# YOUR INSTRUCTIONS
Scan the entries below for the word "Sleeve". Copy each line that has it.

# Records from a collection of figures
** START **

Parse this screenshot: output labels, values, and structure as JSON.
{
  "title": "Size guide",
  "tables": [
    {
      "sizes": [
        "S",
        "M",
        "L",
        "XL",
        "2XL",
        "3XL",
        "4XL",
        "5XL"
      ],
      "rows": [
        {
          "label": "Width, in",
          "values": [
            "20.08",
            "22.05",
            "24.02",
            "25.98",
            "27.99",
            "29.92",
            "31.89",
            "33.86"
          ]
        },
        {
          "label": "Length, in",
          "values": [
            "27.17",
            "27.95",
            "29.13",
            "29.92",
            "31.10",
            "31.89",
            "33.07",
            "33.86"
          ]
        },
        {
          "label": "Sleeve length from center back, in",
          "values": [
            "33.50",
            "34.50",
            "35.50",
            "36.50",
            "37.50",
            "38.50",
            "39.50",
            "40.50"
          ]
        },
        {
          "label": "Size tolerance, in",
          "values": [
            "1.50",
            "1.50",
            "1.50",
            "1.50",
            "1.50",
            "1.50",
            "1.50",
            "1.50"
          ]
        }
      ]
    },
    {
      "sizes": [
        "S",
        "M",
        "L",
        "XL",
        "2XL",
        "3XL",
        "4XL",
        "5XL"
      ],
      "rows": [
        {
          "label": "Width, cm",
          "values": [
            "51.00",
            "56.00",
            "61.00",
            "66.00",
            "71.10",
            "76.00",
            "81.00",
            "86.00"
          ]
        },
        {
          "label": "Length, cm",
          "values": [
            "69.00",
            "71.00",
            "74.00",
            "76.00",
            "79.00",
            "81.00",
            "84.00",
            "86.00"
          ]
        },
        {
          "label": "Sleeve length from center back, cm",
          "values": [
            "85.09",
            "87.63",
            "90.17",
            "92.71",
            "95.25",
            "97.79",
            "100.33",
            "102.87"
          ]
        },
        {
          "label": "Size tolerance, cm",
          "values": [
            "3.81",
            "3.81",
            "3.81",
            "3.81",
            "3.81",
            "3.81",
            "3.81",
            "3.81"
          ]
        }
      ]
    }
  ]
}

** END **

# TASK RESPONSE
          "label": "Sleeve length from center back, in",
          "label": "Sleeve length from center back, cm",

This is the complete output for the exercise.